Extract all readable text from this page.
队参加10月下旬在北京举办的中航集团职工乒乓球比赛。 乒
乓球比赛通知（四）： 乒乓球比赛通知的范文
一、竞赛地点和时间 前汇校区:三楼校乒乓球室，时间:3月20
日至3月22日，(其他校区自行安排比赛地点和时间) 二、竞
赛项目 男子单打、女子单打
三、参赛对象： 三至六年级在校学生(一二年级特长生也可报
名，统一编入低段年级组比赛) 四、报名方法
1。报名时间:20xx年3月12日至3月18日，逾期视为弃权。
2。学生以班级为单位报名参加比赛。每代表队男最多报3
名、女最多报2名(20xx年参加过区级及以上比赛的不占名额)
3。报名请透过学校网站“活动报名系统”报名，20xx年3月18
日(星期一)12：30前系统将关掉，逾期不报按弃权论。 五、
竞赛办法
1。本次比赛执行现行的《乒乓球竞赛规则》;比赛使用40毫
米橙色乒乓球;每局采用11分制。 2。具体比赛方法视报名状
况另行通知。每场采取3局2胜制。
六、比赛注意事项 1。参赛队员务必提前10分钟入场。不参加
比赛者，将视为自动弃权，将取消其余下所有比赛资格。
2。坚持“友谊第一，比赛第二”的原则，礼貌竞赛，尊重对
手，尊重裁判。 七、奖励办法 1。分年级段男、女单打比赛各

WHAT YOU HAVE TO DO:
Would you write down every record again, exactly?

RESULT:
Extract all readable text from this page.
队参加10月下旬在北京举办的中航集团职工乒乓球比赛。 乒
乓球比赛通知（四）： 乒乓球比赛通知的范文
一、竞赛地点和时间 前汇校区:三楼校乒乓球室，时间:3月20
日至3月22日，(其他校区自行安排比赛地点和时间) 二、竞
赛项目 男子单打、女子单打
三、参赛对象： 三至六年级在校学生(一二年级特长生也可报
名，统一编入低段年级组比赛) 四、报名方法
1。报名时间:20xx年3月12日至3月18日，逾期视为弃权。
2。学生以班级为单位报名参加比赛。每代表队男最多报3
名、女最多报2名(20xx年参加过区级及以上比赛的不占名额)
3。报名请透过学校网站“活动报名系统”报名，20xx年3月18
日(星期一)12：30前系统将关掉，逾期不报按弃权论。 五、
竞赛办法
1。本次比赛执行现行的《乒乓球竞赛规则》;比赛使用40毫
米橙色乒乓球;每局采用11分制。 2。具体比赛方法视报名状
况另行通知。每场采取3局2胜制。
六、比赛注意事项 1。参赛队员务必提前10分钟入场。不参加
比赛者，将视为自动弃权，将取消其余下所有比赛资格。
2。坚持“友谊第一，比赛第二”的原则，礼貌竞赛，尊重对
手，尊重裁判。 七、奖励办法 1。分年级段男、女单打比赛各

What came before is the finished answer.